#### Your task:
Keep the wording of each record exactly the same when you repeat it, and leave out pictures.

#### Entries:

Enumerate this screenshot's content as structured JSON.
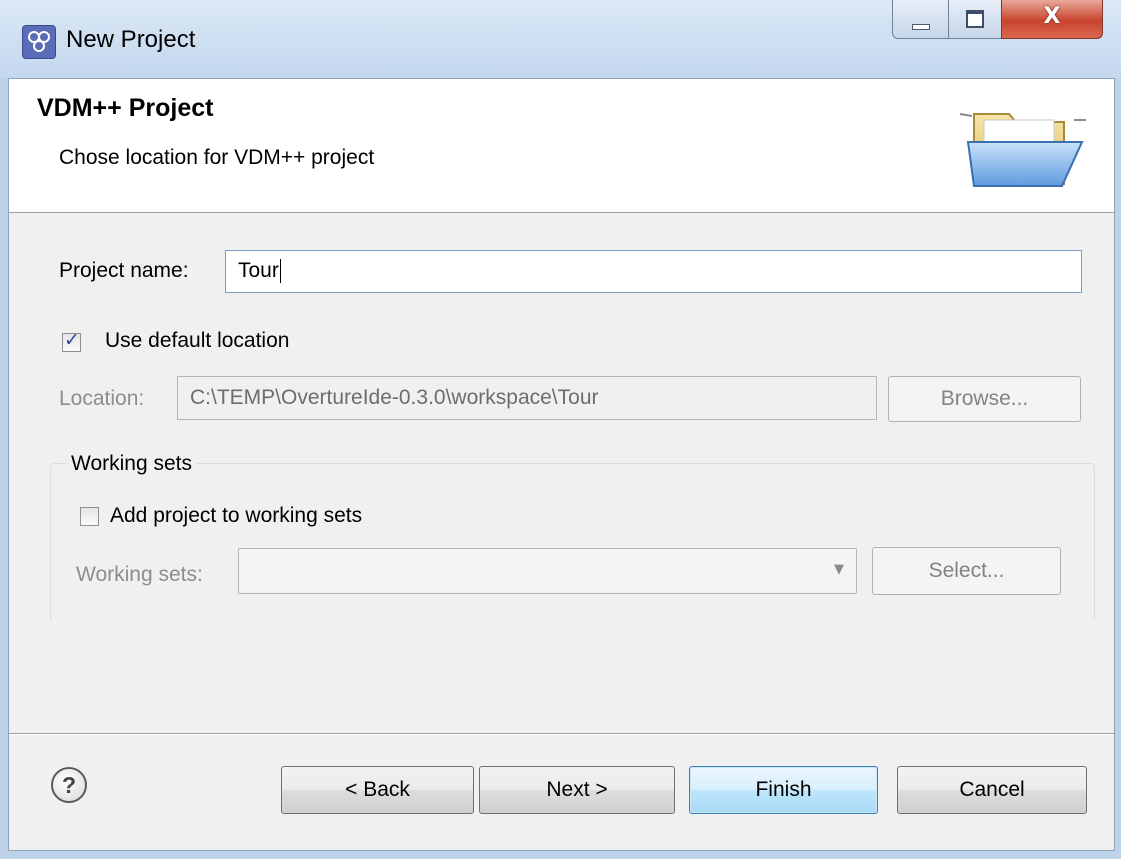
{
  "window": {
    "title": "New Project",
    "close_glyph": "X"
  },
  "banner": {
    "title": "VDM++ Project",
    "description": "Chose location for VDM++ project",
    "icon": "folder-icon"
  },
  "form": {
    "project_name_label": "Project name:",
    "project_name_value": "Tour",
    "use_default_location_label": "Use default location",
    "use_default_location_checked": true,
    "location_label": "Location:",
    "location_value": "C:\\TEMP\\OvertureIde-0.3.0\\workspace\\Tour",
    "browse_label": "Browse..."
  },
  "working_sets_group": {
    "title": "Working sets",
    "add_to_working_sets_label": "Add project to working sets",
    "add_to_working_sets_checked": false,
    "working_sets_label": "Working sets:",
    "working_sets_value": "",
    "select_label": "Select..."
  },
  "footer": {
    "help_glyph": "?",
    "back_label": "< Back",
    "next_label": "Next >",
    "finish_label": "Finish",
    "cancel_label": "Cancel"
  },
  "colors": {
    "titlebar": "#c3d7ee",
    "close_button": "#c9442e",
    "default_button_border": "#3c7fb1",
    "checkbox_tick": "#2a4c93"
  }
}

#### Exercise answer:
Enumerate this screenshot's content as structured JSON.
{
  "window": {
    "title": "New Project",
    "close_glyph": "X"
  },
  "banner": {
    "title": "VDM++ Project",
    "description": "Chose location for VDM++ project",
    "icon": "folder-icon"
  },
  "form": {
    "project_name_label": "Project name:",
    "project_name_value": "Tour",
    "use_default_location_label": "Use default location",
    "use_default_location_checked": true,
    "location_label": "Location:",
    "location_value": "C:\\TEMP\\OvertureIde-0.3.0\\workspace\\Tour",
    "browse_label": "Browse..."
  },
  "working_sets_group": {
    "title": "Working sets",
    "add_to_working_sets_label": "Add project to working sets",
    "add_to_working_sets_checked": false,
    "working_sets_label": "Working sets:",
    "working_sets_value": "",
    "select_label": "Select..."
  },
  "footer": {
    "help_glyph": "?",
    "back_label": "< Back",
    "next_label": "Next >",
    "finish_label": "Finish",
    "cancel_label": "Cancel"
  },
  "colors": {
    "titlebar": "#c3d7ee",
    "close_button": "#c9442e",
    "default_button_border": "#3c7fb1",
    "checkbox_tick": "#2a4c93"
  }
}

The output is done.